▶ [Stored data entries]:
++++
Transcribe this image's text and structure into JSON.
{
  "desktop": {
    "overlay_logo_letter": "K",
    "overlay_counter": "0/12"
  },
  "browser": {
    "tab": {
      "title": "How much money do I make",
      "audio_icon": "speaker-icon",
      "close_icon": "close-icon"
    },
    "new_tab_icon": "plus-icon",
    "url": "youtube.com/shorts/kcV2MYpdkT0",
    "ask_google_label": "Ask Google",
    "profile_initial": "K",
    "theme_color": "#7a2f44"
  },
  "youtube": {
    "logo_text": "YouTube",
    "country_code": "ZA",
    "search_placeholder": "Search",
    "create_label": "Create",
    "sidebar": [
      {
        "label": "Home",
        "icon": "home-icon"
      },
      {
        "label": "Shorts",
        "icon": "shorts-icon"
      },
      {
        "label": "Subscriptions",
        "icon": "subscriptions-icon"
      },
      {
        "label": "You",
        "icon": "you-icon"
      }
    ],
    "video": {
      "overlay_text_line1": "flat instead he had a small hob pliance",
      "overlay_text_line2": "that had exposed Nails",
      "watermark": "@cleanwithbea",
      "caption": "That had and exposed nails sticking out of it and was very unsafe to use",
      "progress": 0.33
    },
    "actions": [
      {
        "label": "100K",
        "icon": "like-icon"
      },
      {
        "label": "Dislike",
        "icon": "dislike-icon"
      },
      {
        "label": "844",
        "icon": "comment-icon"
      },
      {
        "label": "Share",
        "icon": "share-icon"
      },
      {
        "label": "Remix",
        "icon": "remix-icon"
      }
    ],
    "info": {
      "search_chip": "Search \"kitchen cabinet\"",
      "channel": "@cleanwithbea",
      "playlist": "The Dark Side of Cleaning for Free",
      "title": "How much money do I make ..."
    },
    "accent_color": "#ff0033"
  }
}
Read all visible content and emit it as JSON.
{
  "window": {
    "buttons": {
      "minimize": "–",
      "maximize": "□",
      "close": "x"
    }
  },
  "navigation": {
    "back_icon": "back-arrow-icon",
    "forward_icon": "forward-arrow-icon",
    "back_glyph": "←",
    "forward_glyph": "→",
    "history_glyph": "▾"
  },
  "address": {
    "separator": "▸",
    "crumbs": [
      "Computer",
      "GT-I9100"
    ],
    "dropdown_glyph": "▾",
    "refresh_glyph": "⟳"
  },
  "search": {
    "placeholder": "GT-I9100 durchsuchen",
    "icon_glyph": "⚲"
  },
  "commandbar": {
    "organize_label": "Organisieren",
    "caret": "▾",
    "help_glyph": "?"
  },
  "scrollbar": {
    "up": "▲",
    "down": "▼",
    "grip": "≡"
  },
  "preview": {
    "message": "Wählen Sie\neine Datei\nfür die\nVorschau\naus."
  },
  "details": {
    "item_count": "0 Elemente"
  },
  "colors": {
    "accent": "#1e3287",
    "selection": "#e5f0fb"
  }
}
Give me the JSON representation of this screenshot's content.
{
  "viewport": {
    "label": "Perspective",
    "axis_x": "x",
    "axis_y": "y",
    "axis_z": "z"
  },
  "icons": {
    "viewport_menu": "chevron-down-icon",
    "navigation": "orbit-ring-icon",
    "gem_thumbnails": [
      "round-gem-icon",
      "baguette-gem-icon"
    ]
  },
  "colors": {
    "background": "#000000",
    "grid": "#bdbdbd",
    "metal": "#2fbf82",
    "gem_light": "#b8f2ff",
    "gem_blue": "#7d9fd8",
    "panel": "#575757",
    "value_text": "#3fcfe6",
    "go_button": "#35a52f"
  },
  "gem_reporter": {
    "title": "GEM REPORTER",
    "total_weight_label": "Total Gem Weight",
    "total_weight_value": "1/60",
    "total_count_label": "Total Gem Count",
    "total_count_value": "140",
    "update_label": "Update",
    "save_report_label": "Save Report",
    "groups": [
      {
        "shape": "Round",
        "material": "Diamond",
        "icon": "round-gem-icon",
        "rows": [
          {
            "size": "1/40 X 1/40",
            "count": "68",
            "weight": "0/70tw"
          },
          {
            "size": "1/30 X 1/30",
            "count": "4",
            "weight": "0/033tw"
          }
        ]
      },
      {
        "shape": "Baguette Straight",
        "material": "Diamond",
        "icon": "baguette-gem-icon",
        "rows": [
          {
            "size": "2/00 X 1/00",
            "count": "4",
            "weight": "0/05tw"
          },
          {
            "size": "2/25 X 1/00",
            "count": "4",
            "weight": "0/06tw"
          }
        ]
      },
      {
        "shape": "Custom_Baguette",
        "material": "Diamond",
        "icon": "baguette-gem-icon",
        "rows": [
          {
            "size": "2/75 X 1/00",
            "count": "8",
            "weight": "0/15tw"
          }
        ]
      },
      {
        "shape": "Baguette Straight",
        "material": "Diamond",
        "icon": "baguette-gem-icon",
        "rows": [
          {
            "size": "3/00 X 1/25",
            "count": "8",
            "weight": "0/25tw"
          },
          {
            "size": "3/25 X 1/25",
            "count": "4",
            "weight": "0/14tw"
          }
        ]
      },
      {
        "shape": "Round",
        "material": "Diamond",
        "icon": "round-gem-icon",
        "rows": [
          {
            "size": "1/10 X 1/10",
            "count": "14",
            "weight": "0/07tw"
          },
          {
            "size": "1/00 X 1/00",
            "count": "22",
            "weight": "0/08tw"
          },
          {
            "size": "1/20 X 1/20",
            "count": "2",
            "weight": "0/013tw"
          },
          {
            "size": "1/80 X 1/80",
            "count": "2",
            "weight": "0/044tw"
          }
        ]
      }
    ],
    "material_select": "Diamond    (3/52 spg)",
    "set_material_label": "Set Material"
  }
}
++++
▶ [What to work on]:
Collect the complete line wherever the string "JSON" appears in the records.

▶ [Problem solution]:
Transcribe this image's text and structure into JSON.
Read all visible content and emit it as JSON.
Give me the JSON representation of this screenshot's content.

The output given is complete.